◆ **GIVEN TASK**: Output every line below without omitting or altering anything.

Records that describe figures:
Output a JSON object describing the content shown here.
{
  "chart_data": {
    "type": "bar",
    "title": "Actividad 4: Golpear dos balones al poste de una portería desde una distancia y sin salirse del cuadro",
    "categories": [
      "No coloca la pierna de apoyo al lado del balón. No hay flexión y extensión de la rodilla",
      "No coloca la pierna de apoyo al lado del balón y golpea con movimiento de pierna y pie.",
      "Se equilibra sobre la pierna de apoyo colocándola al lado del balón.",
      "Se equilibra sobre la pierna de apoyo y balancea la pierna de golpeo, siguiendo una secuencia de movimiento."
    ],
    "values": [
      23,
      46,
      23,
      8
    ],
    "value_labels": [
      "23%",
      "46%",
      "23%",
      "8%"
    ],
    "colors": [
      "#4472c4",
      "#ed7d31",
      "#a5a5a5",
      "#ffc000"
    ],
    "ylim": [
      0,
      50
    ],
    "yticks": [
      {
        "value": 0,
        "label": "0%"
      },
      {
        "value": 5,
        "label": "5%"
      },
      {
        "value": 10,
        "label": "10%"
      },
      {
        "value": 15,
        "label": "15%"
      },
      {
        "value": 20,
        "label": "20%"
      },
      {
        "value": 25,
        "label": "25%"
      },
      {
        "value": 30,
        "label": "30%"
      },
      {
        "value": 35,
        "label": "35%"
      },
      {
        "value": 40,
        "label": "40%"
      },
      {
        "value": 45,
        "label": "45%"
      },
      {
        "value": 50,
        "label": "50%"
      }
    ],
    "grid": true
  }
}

◆ **WRITTEN SOLUTION**:
Output a JSON object describing the content shown here.
{
  "chart_data": {
    "type": "bar",
    "title": "Actividad 4: Golpear dos balones al poste de una portería desde una distancia y sin salirse del cuadro",
    "categories": [
      "No coloca la pierna de apoyo al lado del balón. No hay flexión y extensión de la rodilla",
      "No coloca la pierna de apoyo al lado del balón y golpea con movimiento de pierna y pie.",
      "Se equilibra sobre la pierna de apoyo colocándola al lado del balón.",
      "Se equilibra sobre la pierna de apoyo y balancea la pierna de golpeo, siguiendo una secuencia de movimiento."
    ],
    "values": [
      23,
      46,
      23,
      8
    ],
    "value_labels": [
      "23%",
      "46%",
      "23%",
      "8%"
    ],
    "colors": [
      "#4472c4",
      "#ed7d31",
      "#a5a5a5",
      "#ffc000"
    ],
    "ylim": [
      0,
      50
    ],
    "yticks": [
      {
        "value": 0,
        "label": "0%"
      },
      {
        "value": 5,
        "label": "5%"
      },
      {
        "value": 10,
        "label": "10%"
      },
      {
        "value": 15,
        "label": "15%"
      },
      {
        "value": 20,
        "label": "20%"
      },
      {
        "value": 25,
        "label": "25%"
      },
      {
        "value": 30,
        "label": "30%"
      },
      {
        "value": 35,
        "label": "35%"
      },
      {
        "value": 40,
        "label": "40%"
      },
      {
        "value": 45,
        "label": "45%"
      },
      {
        "value": 50,
        "label": "50%"
      }
    ],
    "grid": true
  }
}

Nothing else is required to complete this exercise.